Short exercise: Assemble all lines in which the string "from" appears.

A block of data:

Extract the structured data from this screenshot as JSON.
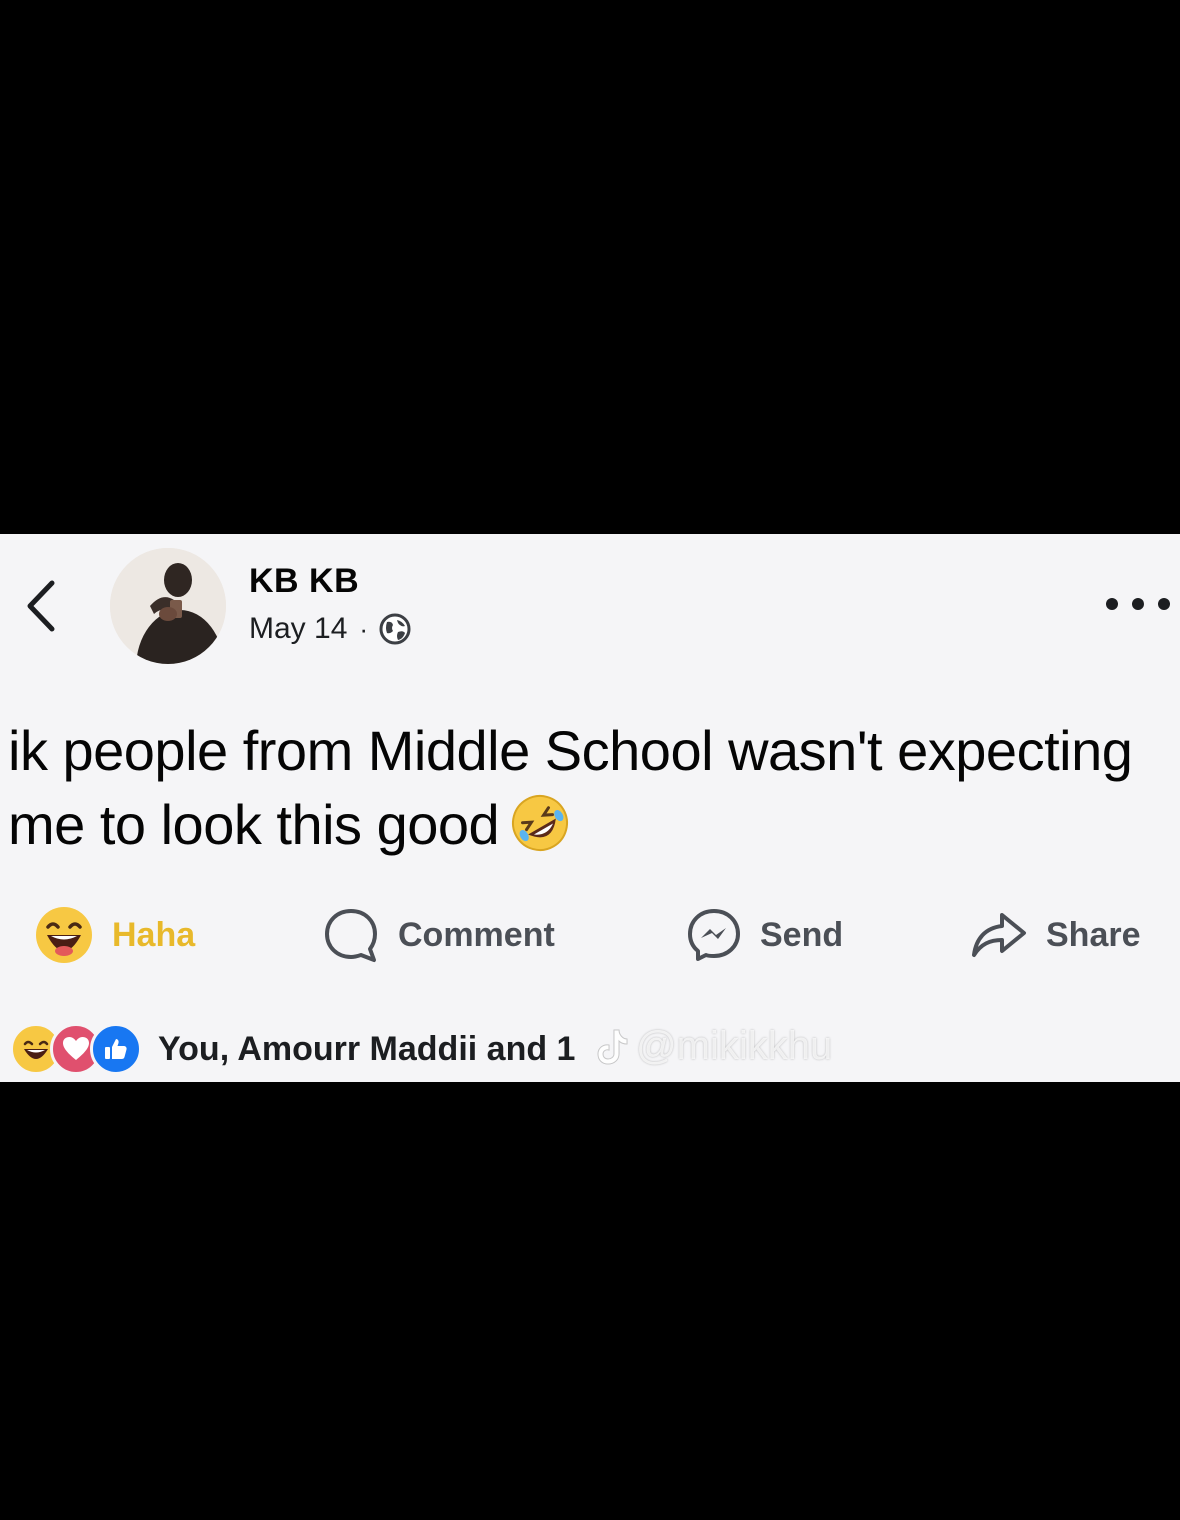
{
  "post": {
    "author_name": "KB KB",
    "date": "May 14",
    "separator": "·",
    "privacy_icon": "globe-icon",
    "text": "ik people from Middle School wasn't expecting me to look this good",
    "text_emoji": "rolling-on-floor-laughing-emoji"
  },
  "actions": {
    "haha_label": "Haha",
    "comment_label": "Comment",
    "send_label": "Send",
    "share_label": "Share"
  },
  "reactions": {
    "icons": [
      "haha-icon",
      "love-icon",
      "like-icon"
    ],
    "summary": "You, Amourr Maddii and 1"
  },
  "watermark": {
    "text": "@mikikkhu"
  },
  "colors": {
    "background": "#000000",
    "card": "#f5f5f7",
    "haha_yellow": "#e8b92b",
    "love_pink": "#e0506e",
    "like_blue": "#1877f2"
  }
}
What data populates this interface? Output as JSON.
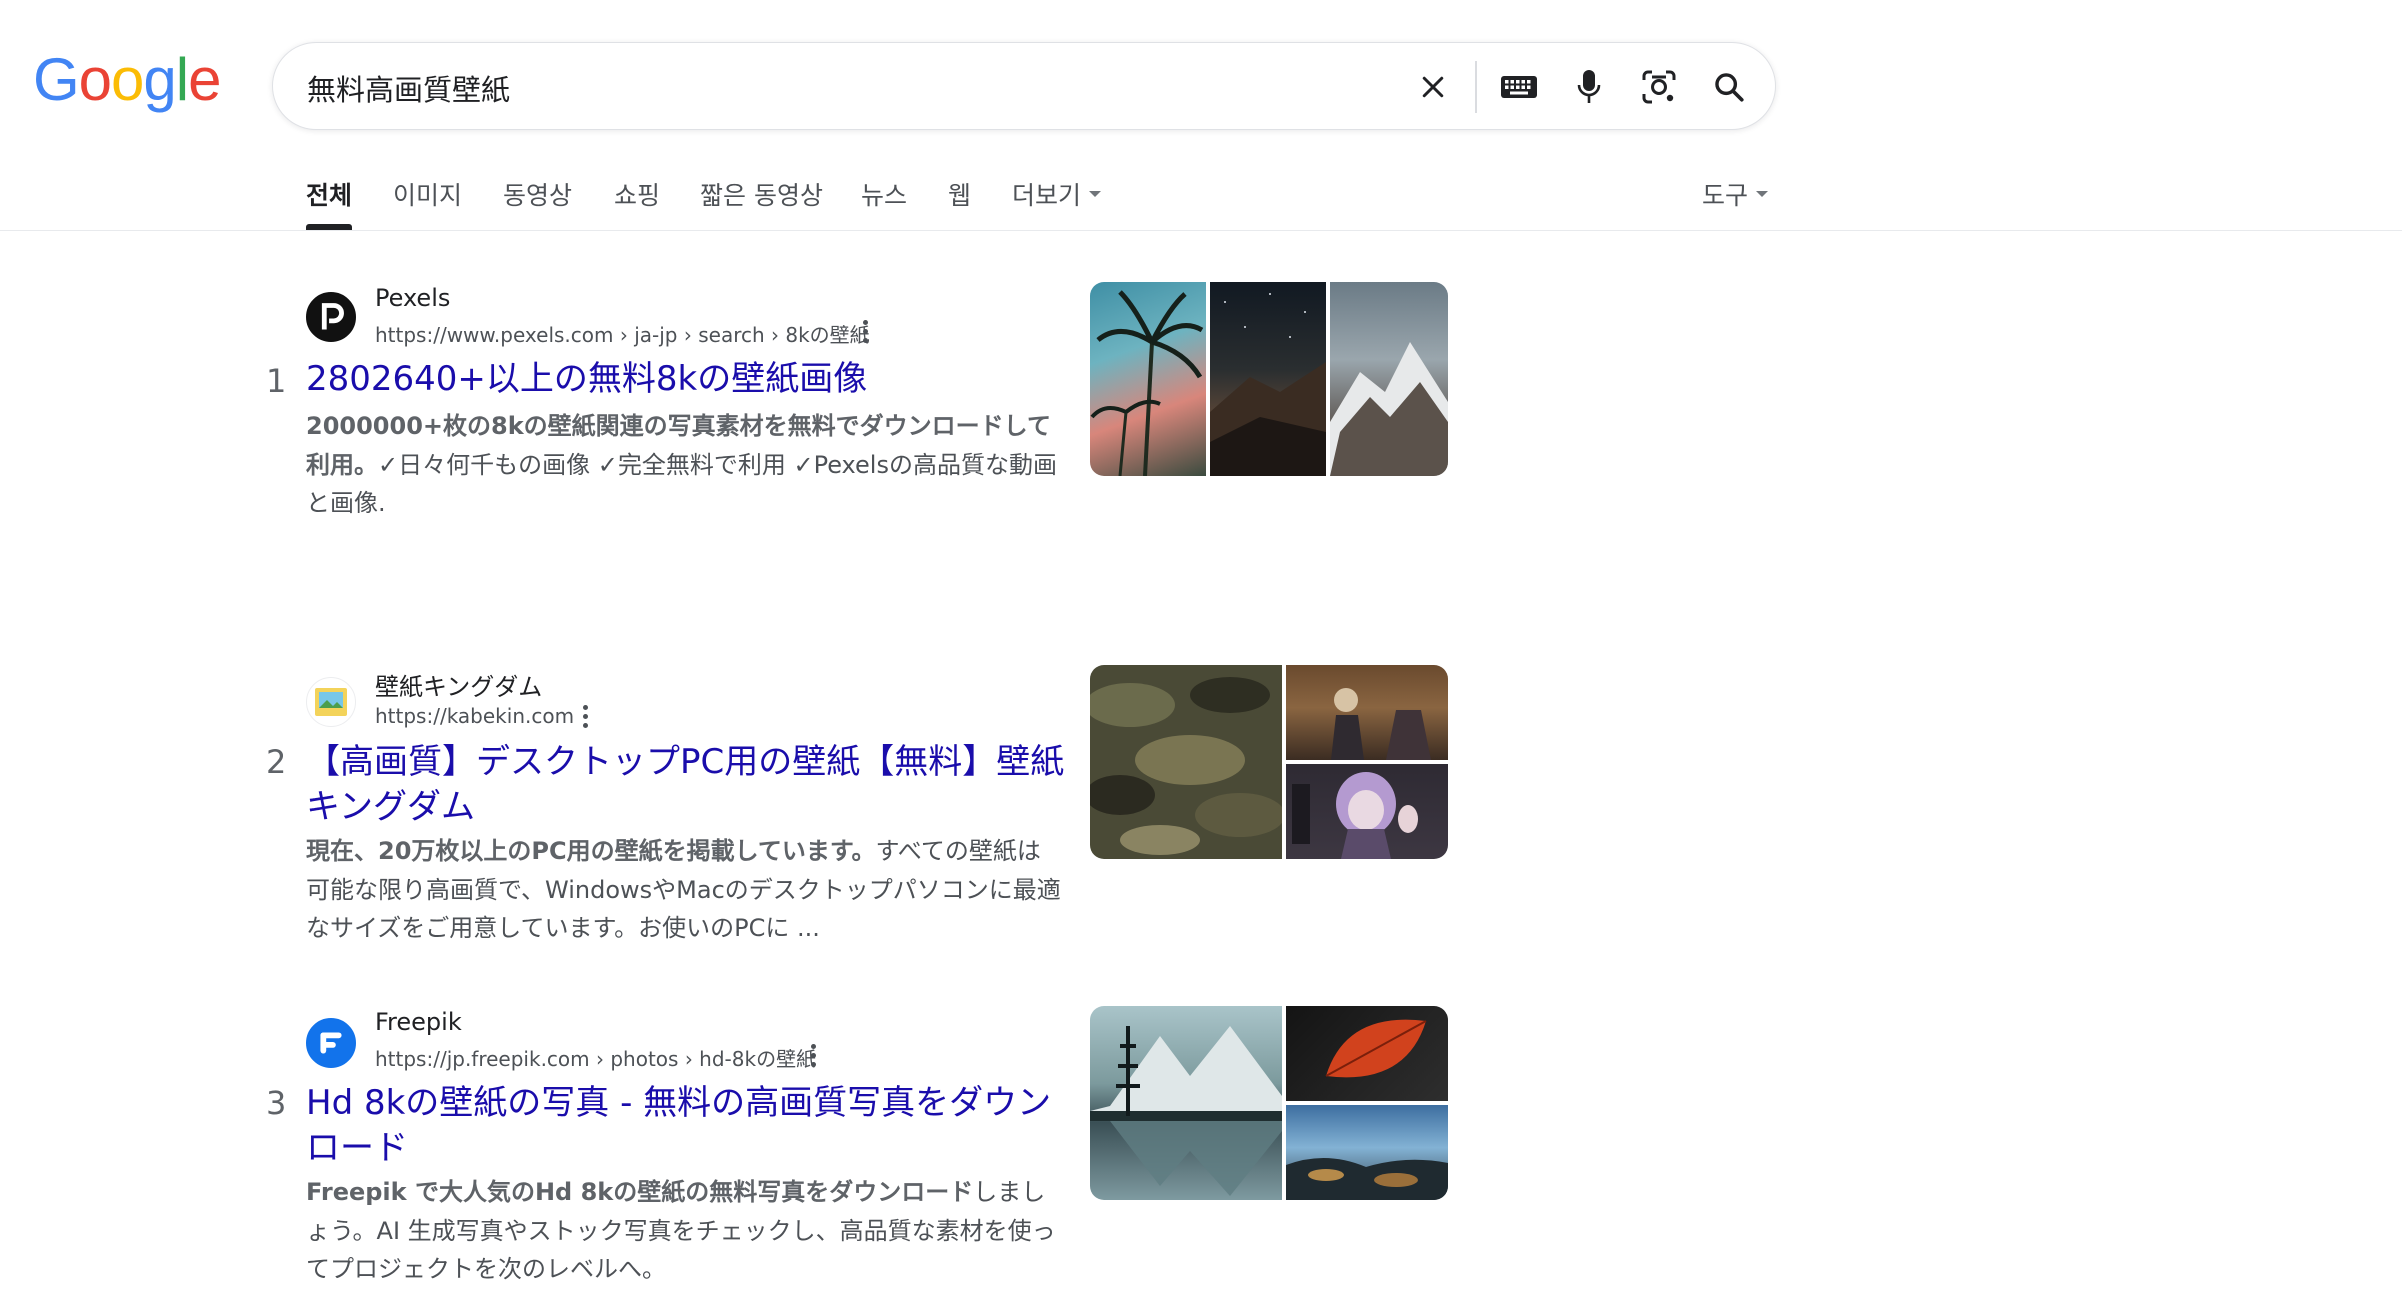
{
  "logo": {
    "letters": [
      "G",
      "o",
      "o",
      "g",
      "l",
      "e"
    ],
    "colors": [
      "#4285F4",
      "#EA4335",
      "#FBBC05",
      "#4285F4",
      "#34A853",
      "#EA4335"
    ]
  },
  "search": {
    "query": "無料高画質壁紙"
  },
  "icons": {
    "clear": "close-icon",
    "keyboard": "keyboard-icon",
    "voice": "mic-icon",
    "lens": "google-lens-icon",
    "search": "search-icon"
  },
  "tabs": [
    {
      "label": "전체",
      "active": true
    },
    {
      "label": "이미지"
    },
    {
      "label": "동영상"
    },
    {
      "label": "쇼핑"
    },
    {
      "label": "짧은 동영상"
    },
    {
      "label": "뉴스"
    },
    {
      "label": "웹"
    },
    {
      "label": "더보기"
    }
  ],
  "tools_label": "도구",
  "results": [
    {
      "rank": "1",
      "site": "Pexels",
      "url": "https://www.pexels.com › ja-jp › search › 8kの壁紙",
      "title": "2802640+以上の無料8kの壁紙画像",
      "snippet_bold": "2000000+枚の8kの壁紙関連の写真素材を無料でダウンロードして利用。",
      "snippet_rest": "✓日々何千もの画像 ✓完全無料で利用 ✓Pexelsの高品質な動画と画像.",
      "favicon": "pexels-logo-icon"
    },
    {
      "rank": "2",
      "site": "壁紙キングダム",
      "url": "https://kabekin.com",
      "title": "【高画質】デスクトップPC用の壁紙【無料】壁紙キングダム",
      "snippet_bold": "現在、20万枚以上のPC用の壁紙を掲載しています。",
      "snippet_rest": "すべての壁紙は可能な限り高画質で、WindowsやMacのデスクトップパソコンに最適なサイズをご用意しています。お使いのPCに ...",
      "favicon": "kabekin-logo-icon"
    },
    {
      "rank": "3",
      "site": "Freepik",
      "url": "https://jp.freepik.com › photos › hd-8kの壁紙",
      "title": "Hd 8kの壁紙の写真 - 無料の高画質写真をダウンロード",
      "snippet_bold": "Freepik で大人気のHd 8kの壁紙の無料写真をダウンロード",
      "snippet_rest": "しましょう。AI 生成写真やストック写真をチェックし、高品質な素材を使ってプロジェクトを次のレベルへ。",
      "favicon": "freepik-logo-icon"
    }
  ]
}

Result of this task:
Extract the structured data from this screenshot as JSON.
    "text": "ik people from Middle School wasn't expecting me to look this good",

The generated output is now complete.